Set task: Count every line that has the word "source". Give the number, without anything more.

┏━━

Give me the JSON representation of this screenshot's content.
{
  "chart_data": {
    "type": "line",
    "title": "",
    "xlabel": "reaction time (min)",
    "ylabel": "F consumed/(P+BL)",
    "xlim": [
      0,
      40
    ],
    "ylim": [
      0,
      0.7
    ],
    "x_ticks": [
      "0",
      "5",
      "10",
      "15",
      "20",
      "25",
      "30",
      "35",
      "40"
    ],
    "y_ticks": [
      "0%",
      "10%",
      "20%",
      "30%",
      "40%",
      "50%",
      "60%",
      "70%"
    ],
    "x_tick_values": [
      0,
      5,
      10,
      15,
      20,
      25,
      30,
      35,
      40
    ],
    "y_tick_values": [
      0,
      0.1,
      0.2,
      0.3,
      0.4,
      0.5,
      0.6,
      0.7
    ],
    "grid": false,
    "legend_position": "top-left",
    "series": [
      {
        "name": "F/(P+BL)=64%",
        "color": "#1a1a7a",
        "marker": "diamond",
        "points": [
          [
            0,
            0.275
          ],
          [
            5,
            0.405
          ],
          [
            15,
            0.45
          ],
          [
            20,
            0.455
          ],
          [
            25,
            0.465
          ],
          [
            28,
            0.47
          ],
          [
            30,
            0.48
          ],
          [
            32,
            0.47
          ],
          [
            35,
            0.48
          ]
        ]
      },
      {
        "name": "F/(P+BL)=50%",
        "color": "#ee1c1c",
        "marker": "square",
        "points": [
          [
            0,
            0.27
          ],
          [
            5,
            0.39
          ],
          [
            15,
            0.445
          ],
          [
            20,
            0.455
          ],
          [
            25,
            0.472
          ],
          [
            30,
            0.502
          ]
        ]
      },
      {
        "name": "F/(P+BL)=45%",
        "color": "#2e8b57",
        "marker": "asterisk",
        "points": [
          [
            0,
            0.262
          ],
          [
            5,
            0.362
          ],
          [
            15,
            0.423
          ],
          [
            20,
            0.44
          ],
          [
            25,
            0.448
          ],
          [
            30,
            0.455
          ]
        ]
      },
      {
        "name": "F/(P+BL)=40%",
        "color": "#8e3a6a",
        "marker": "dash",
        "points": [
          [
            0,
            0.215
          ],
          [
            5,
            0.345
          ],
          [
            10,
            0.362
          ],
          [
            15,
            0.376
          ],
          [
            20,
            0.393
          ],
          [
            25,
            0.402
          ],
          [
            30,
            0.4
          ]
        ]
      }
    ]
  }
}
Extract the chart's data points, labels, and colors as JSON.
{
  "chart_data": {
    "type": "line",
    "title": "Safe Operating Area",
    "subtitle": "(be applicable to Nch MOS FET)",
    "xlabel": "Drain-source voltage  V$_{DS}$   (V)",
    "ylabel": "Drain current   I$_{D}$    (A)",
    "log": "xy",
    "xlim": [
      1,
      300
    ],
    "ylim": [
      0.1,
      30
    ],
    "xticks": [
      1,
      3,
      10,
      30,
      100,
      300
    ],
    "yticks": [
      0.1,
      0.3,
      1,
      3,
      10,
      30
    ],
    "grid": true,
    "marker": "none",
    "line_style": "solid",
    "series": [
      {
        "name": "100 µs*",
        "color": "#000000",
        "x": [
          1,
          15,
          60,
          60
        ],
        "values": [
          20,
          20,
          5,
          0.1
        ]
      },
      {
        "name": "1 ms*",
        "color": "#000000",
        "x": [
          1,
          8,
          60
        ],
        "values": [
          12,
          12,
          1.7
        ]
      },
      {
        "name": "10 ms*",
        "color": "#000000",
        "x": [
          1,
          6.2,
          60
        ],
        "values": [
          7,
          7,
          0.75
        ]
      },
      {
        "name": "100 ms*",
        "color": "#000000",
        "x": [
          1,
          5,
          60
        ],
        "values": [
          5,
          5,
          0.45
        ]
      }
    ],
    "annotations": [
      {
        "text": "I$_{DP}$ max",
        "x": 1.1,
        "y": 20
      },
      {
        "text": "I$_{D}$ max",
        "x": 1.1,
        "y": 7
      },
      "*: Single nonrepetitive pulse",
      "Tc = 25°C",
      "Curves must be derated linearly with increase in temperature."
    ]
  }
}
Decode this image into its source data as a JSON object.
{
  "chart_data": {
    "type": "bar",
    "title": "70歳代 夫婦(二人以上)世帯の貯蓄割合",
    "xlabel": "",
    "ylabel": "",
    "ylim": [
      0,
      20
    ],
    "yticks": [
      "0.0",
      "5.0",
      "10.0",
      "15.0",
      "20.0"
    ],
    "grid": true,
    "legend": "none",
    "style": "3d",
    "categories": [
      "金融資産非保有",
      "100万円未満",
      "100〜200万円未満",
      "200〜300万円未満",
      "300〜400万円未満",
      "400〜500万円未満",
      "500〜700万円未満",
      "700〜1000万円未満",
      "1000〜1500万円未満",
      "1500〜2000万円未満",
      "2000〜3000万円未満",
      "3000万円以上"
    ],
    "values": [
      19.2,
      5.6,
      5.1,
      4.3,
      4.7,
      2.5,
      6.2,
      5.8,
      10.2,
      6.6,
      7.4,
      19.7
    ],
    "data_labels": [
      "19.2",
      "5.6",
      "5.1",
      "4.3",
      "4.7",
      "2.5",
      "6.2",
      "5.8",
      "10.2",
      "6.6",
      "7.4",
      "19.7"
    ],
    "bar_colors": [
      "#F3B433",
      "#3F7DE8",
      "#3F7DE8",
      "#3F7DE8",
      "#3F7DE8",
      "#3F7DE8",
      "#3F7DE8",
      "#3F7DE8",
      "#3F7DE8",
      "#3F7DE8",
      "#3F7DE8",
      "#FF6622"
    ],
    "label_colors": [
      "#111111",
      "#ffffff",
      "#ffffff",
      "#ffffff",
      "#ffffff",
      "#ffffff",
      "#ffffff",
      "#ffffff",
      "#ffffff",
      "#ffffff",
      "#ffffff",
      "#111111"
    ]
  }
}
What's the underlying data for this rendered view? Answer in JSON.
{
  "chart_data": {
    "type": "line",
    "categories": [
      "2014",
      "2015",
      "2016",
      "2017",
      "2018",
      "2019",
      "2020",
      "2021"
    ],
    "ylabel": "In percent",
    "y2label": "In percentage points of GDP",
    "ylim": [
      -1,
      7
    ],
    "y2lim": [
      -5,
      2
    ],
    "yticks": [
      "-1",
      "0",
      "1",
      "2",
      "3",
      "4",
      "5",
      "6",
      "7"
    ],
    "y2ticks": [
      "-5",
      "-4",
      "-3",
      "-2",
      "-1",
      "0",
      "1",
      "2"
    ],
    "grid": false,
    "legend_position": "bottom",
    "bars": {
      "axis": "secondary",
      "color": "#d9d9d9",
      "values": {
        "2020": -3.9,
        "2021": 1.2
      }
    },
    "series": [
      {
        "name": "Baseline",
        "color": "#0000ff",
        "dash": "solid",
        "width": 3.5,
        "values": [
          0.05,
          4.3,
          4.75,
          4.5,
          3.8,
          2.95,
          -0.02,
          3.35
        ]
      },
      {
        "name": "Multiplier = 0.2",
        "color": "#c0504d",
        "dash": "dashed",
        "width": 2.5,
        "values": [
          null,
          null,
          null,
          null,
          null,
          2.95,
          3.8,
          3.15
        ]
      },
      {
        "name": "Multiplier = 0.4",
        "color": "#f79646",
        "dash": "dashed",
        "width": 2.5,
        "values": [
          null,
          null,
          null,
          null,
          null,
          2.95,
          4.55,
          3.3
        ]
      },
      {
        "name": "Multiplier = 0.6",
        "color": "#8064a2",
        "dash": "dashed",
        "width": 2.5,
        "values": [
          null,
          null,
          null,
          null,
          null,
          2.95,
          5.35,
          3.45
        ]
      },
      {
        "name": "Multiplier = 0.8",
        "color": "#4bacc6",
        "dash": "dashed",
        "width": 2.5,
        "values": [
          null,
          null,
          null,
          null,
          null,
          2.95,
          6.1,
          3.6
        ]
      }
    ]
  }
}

┗━━

Expected output: 2